- [Problem description]:
Each entry below is to be printed verbatim.

- [Exercise materials]:
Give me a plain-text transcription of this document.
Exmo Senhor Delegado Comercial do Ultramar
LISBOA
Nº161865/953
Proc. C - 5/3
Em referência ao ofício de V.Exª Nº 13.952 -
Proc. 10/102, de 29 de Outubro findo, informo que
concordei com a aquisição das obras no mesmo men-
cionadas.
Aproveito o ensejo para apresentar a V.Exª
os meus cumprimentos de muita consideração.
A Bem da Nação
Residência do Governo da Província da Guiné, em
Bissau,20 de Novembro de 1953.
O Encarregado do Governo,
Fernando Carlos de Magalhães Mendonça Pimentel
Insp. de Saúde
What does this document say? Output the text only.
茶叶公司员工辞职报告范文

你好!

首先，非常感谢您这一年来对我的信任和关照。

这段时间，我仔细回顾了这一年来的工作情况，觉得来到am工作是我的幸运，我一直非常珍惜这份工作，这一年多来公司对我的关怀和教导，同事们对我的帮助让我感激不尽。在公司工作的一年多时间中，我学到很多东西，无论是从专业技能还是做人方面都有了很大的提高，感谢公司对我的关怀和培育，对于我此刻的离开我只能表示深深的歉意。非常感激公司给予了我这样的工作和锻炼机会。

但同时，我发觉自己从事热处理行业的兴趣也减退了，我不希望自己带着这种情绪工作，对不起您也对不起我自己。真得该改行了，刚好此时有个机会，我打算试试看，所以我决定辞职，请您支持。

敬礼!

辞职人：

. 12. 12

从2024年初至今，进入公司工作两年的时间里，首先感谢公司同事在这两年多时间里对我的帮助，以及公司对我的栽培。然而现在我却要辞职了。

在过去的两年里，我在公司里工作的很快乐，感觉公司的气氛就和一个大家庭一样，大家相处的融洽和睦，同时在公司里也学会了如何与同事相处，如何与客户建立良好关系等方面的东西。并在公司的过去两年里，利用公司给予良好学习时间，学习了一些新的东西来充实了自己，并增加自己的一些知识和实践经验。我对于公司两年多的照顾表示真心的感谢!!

- [Solved problem]:
Give me a plain-text transcription of this document.
Exmo Senhor Delegado Comercial do Ultramar
LISBOA
Nº161865/953
Proc. C - 5/3
Em referência ao ofício de V.Exª Nº 13.952 -
Proc. 10/102, de 29 de Outubro findo, informo que
concordei com a aquisição das obras no mesmo men-
cionadas.
Aproveito o ensejo para apresentar a V.Exª
os meus cumprimentos de muita consideração.
A Bem da Nação
Residência do Governo da Província da Guiné, em
Bissau,20 de Novembro de 1953.
O Encarregado do Governo,
Fernando Carlos de Magalhães Mendonça Pimentel
Insp. de Saúde
What does this document say? Output the text only.
茶叶公司员工辞职报告范文

你好!

首先，非常感谢您这一年来对我的信任和关照。

这段时间，我仔细回顾了这一年来的工作情况，觉得来到am工作是我的幸运，我一直非常珍惜这份工作，这一年多来公司对我的关怀和教导，同事们对我的帮助让我感激不尽。在公司工作的一年多时间中，我学到很多东西，无论是从专业技能还是做人方面都有了很大的提高，感谢公司对我的关怀和培育，对于我此刻的离开我只能表示深深的歉意。非常感激公司给予了我这样的工作和锻炼机会。

但同时，我发觉自己从事热处理行业的兴趣也减退了，我不希望自己带着这种情绪工作，对不起您也对不起我自己。真得该改行了，刚好此时有个机会，我打算试试看，所以我决定辞职，请您支持。

敬礼!

辞职人：

. 12. 12

从2024年初至今，进入公司工作两年的时间里，首先感谢公司同事在这两年多时间里对我的帮助，以及公司对我的栽培。然而现在我却要辞职了。

在过去的两年里，我在公司里工作的很快乐，感觉公司的气氛就和一个大家庭一样，大家相处的融洽和睦，同时在公司里也学会了如何与同事相处，如何与客户建立良好关系等方面的东西。并在公司的过去两年里，利用公司给予良好学习时间，学习了一些新的东西来充实了自己，并增加自己的一些知识和实践经验。我对于公司两年多的照顾表示真心的感谢!!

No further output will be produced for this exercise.